● Stated task 1
From the Springfield nightlife and hotels passage, extract the part that opens with the words containing "Within close walking" and closes with "meets your tastes.". Reproduce it word for word.
● Stated task 2
In the Springfield nightlife and hotels passage, which club is described as voted America's best blues club?
● Stated task 3
Carry on the Springfield nightlife and hotels passage from its final sentence.

Within close walking distance are Rascal's, a comedy club at 1 Monarch Place, and Springfield's famous City Stage playhouse - a tiny modern playhouse that produces a range of works from philosophical modern plays, to Shakespeare, to children's entertainment. If you plan an excursion to City Stage, it is best to check ahead to see if what's showing meets your tastes.

The Club Quarter

The area surrounding Stearns Square has been Springfield' Club Quarter for over 120 years. As of 2011, Springfield's Club Quarter continues to expand, now featuring over 70 clubs, bars, restaurants, and even historic gathering places. For example of the latter, the Duryea brothers built the first, American gasoline-powered car at a still existant building on Taylor Street - one of the few buildings in the district at that time, which was not a bar or club. An 1893 model Duryea stands in a small park outside of what is today Alumni Club at 90 Worthington Street, mere feet from the historically important Duryea shop. Springfield's most popular bars and clubs are an eclectic mix, featuring Skyplex, a three-level bar and club directly on Stearns Square; Theodore's - voted America's best blues club; Oz, one of Springfield's five LGBT clubs and bars, (not counting the numerous clubs and bars that sponsor LGBT nights;) Shekago's, a martini bar featuring live jazz and piano-playing; and Fat Cat's Bar & Grill, which features punk, industrial, and other live rock bands. In Springfield's Club Quarter, many different "scenes" co-mingle peaceably, including hip-hop, rock, LGBT, jazz, strip clubs for both men and women, and blues.

The restaurants and clubs by the Basketball Hall of Fame also feature live music (Pizzeria Uno's, Mama Iguana's,) Las Vegas-style shows (Pazzo's,) and of course, several sports bars, such as Samuel's and Max's Tavern.

Hotels

Metro Center features several 3 star and 4 star hotels, including the Springfield Marriott Hotel; the Springfield Sheraton Monarch Place Hotel; the Hilton Garden Inn Springfield; and currently under construction (as of 2011) the Neo-Classical Epiphany building across from the MassMutual Center will become a 98-bed Holiday Inn Express.

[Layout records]
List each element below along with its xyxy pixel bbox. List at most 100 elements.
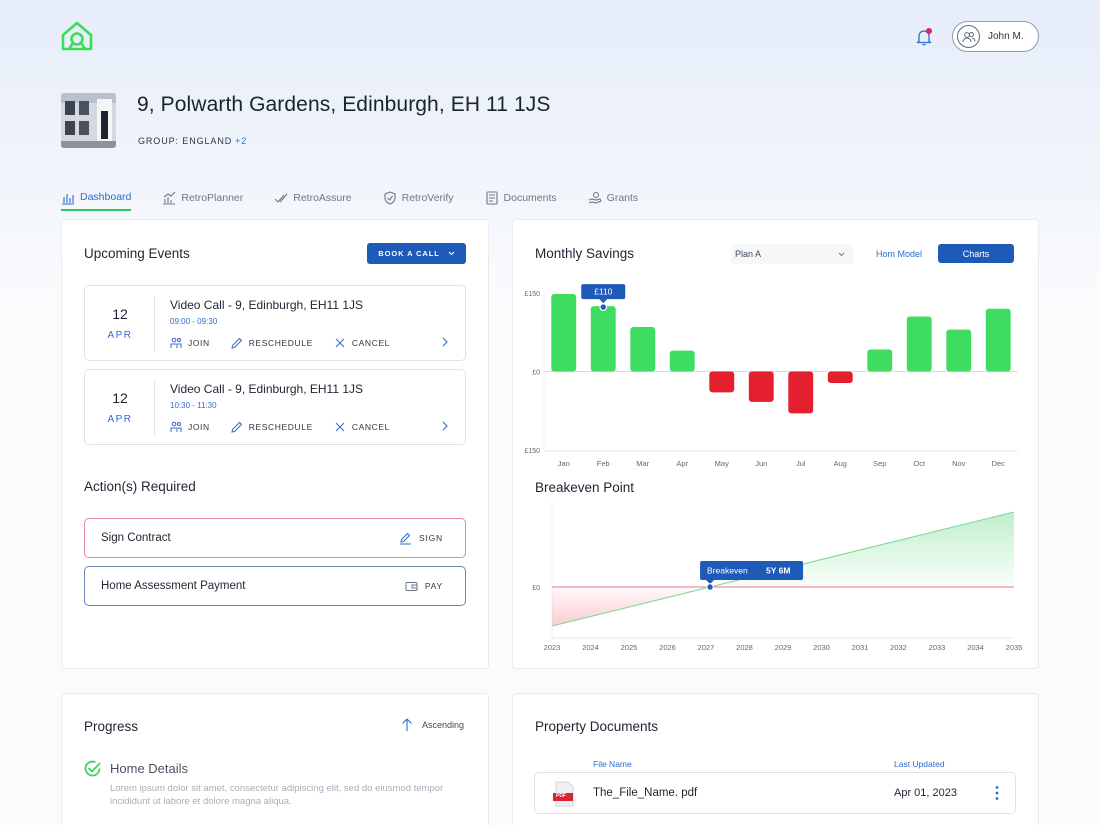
y-tick-label: £150 — [524, 291, 540, 298]
event-day: 12 — [112, 306, 128, 322]
wallet-icon — [405, 581, 418, 591]
bar — [748, 371, 774, 402]
bar-tooltip — [581, 284, 626, 300]
tab-grants[interactable]: Grants — [588, 188, 638, 208]
events-title: Upcoming Events — [84, 246, 190, 261]
close-icon — [335, 422, 345, 432]
brand-logo[interactable] — [60, 20, 94, 52]
event-title: Video Call - 9, Edinburgh, EH11 1JS — [170, 382, 364, 396]
book-call-button[interactable]: BOOK A CALL — [367, 243, 466, 264]
cancel-button[interactable]: CANCEL — [334, 337, 390, 349]
notification-dot — [926, 28, 932, 34]
bar-chart-icon — [62, 194, 74, 205]
join-label: JOIN — [188, 422, 210, 432]
plan-value: Plan A — [735, 249, 762, 259]
chevron-right-icon[interactable] — [441, 420, 449, 432]
document-row[interactable]: PDF The_File_Name. pdf Apr 01, 2023 — [534, 772, 1016, 814]
x-tick-label: Feb — [597, 459, 610, 468]
x-tick-label: 2023 — [544, 643, 561, 652]
breakeven-point — [706, 583, 714, 591]
tab-retroverify[interactable]: RetroVerify — [383, 188, 454, 208]
event-card[interactable]: 12 APR Video Call - 9, Edinburgh, EH11 1… — [84, 285, 466, 361]
x-tick-label: Apr — [676, 459, 688, 468]
property-title: 9, Polwarth Gardens, Edinburgh, EH 11 1J… — [137, 93, 551, 116]
user-menu[interactable]: John M. — [952, 21, 1039, 52]
x-tick-label: Dec — [992, 459, 1006, 468]
tab-retroassure[interactable]: RetroAssure — [274, 188, 352, 208]
bar-tooltip-label: £110 — [594, 287, 613, 297]
action-label: Home Assessment Payment — [101, 580, 246, 592]
more-vertical-icon[interactable] — [994, 785, 1000, 801]
bar — [551, 294, 577, 372]
bar — [827, 371, 853, 384]
home-model-toggle[interactable]: Hom Model — [875, 248, 922, 259]
event-actions: JOIN RESCHEDULE CANCEL — [170, 421, 411, 433]
x-tick-label: 2030 — [813, 643, 830, 652]
x-tick-label: 2035 — [1006, 643, 1023, 652]
tab-dashboard[interactable]: Dashboard — [61, 188, 132, 211]
tab-documents[interactable]: Documents — [485, 188, 557, 208]
event-actions: JOIN RESCHEDULE CANCEL — [170, 337, 411, 349]
shield-check-icon — [384, 191, 396, 205]
tab-label: Documents — [503, 192, 557, 204]
sign-label: SIGN — [419, 533, 443, 543]
x-tick-label: 2025 — [621, 643, 638, 652]
pencil-icon — [231, 421, 242, 433]
reschedule-button[interactable]: RESCHEDULE — [231, 421, 313, 433]
document-icon — [485, 191, 498, 205]
x-tick-label: Aug — [834, 459, 847, 468]
documents-title: Property Documents — [535, 719, 659, 734]
check-circle-icon — [84, 760, 101, 777]
pay-button[interactable]: PAY — [405, 580, 443, 593]
join-people-icon — [170, 337, 182, 348]
y-tick-label: £0 — [532, 370, 540, 377]
tab-label: Dashboard — [80, 191, 132, 203]
y-tick-label: £0 — [532, 585, 540, 592]
file-name: The_File_Name. pdf — [593, 787, 698, 799]
breakeven-tooltip-pointer — [706, 580, 715, 584]
cancel-label: CANCEL — [351, 338, 390, 348]
group-more-link[interactable]: +2 — [235, 136, 248, 146]
tab-retroplanner[interactable]: RetroPlanner — [162, 188, 243, 208]
hand-coin-icon — [588, 191, 602, 204]
file-date: Apr 01, 2023 — [894, 787, 957, 799]
cancel-button[interactable]: CANCEL — [334, 421, 390, 433]
file-type-label: PDF — [556, 793, 566, 799]
bar — [788, 371, 814, 414]
x-tick-label: 2033 — [929, 643, 946, 652]
profit-area — [710, 512, 1014, 587]
bar — [669, 350, 695, 372]
join-label: JOIN — [188, 338, 210, 348]
sign-contract-action[interactable]: Sign Contract SIGN — [84, 518, 466, 558]
payment-action[interactable]: Home Assessment Payment PAY — [84, 566, 466, 606]
monthly-savings-chart: £150 £0 £150 Jan Feb £110 Mar Apr May Jun Jul Aug Se… — [524, 284, 1018, 468]
reschedule-button[interactable]: RESCHEDULE — [231, 337, 313, 349]
book-call-label: BOOK A CALL — [378, 249, 440, 258]
charts-toggle[interactable]: Charts — [938, 244, 1014, 263]
sort-label: Ascending — [422, 720, 465, 730]
progress-card — [61, 693, 489, 825]
progress-step-title: Home Details — [110, 761, 189, 776]
x-tick-label: Jun — [755, 459, 767, 468]
chevron-down-icon — [838, 252, 845, 256]
breakeven-label: Breakeven — [707, 566, 748, 576]
close-icon — [335, 338, 345, 348]
event-card[interactable]: 12 APR Video Call - 9, Edinburgh, EH11 1… — [84, 369, 466, 445]
sign-button[interactable]: SIGN — [399, 532, 443, 545]
join-button[interactable]: JOIN — [170, 337, 210, 349]
tab-label: RetroPlanner — [181, 192, 244, 204]
planner-icon — [163, 191, 176, 205]
x-tick-label: May — [715, 459, 729, 468]
sort-ascending-button[interactable]: Ascending — [401, 718, 464, 732]
signature-pen-icon — [400, 532, 412, 544]
property-photo — [61, 93, 116, 148]
main-tabs: Dashboard RetroPlanner RetroAssure Retro… — [61, 188, 669, 212]
bar-tooltip-pointer — [599, 299, 608, 304]
join-button[interactable]: JOIN — [170, 421, 210, 433]
event-divider — [154, 296, 155, 352]
bar — [985, 308, 1011, 372]
pdf-file-icon — [553, 781, 574, 807]
bar — [906, 316, 932, 372]
plan-select[interactable]: Plan A — [731, 244, 853, 264]
chevron-right-icon[interactable] — [441, 336, 449, 348]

● Task response 1
Within close walking distance are Rascal's, a comedy club at 1 Monarch Place, and Springfield's famous City Stage playhouse - a tiny modern playhouse that produces a range of works from philosophical modern plays, to Shakespeare, to children's entertainment. If you plan an excursion to City Stage, it is best to check ahead to see if what's showing meets your tastes.

● Task response 2
Theodore's

● Task response 3
Parks

Metro Center features seven prominent parks: Court Square, the city's one constant topographical feature since its founding in 1636; Stearns Square, designed by the creative "dream-team" of Stanford White and August St. Gaudens, then as now in the heart of Springfield's Club Quarter; Tower Square Park, a green park atop a skyscraper in downtown Springfield; Center Square on Main Street, a well-landscaped park that borders the Club Quarter and Downtown Central Business District; Merrick Park, by The Quadrangle, the sole function of which is to exhibit Augustus St. Gaudens' most famous outdoor bronze sculpture, The Puritan; Pynchon Park, a modernist concrete park with trees and a distinctive elevator in the brutalist architectural style - one of the more unique looking city parks in the United States, arguably; and Connecticut River Walk Park, a walkway and bikeway that was devastated by the 2011 Springfield tornado, and which previous to it, was rarely used due to Interstate 91 physically blocking Springfielders' access to it. Regardless, if one can make it there, it affords beautiful views of the river, valley, skyline, and mountains surrounding them all.

Transportation

In 2012, as noted above, Springfield's grand 1926 Union Station will receive a $75 million renovation [26] (including $4 million pledged by Connecticut) to become an intermodal transportation center, with Peter Pan Bus' headquarters, PVTA's headquarters, and Greyhound all relocating to the new facility. This project will conincide with the start-up of Springfield's two new rail lines: the $1 billion, southbound Springfield Hartford New Haven rail line, which will reportedly reach speeds up to 110 mph,[27] making it the United States' first true "high-speed" train; and the $80 million, northbound Knowledge Corridor Intercity Commuter Rail, which will connect Springfield with its northern neighbors along the Connecticut River (e.g. Northampton, Massachusetts) and terminate in Brattleboro, Vermont. Ultimately, this renovation of the old Montrealer line will take passengers to Montreal, Canada.

While billions of dollars are funding Springfield's north-south rail expansion, a more modest, combined $25 million recently improved Springfield's two main thoroughfares, Main Street and State Street. Both now feature artistic crosswalks and ornate streetlights, which add to the eclectic and increasingly whimsical atmosphere of Metro Center.[28] Unfortunately, the 2011 Springfield tornado reversed much of Main Street's progress.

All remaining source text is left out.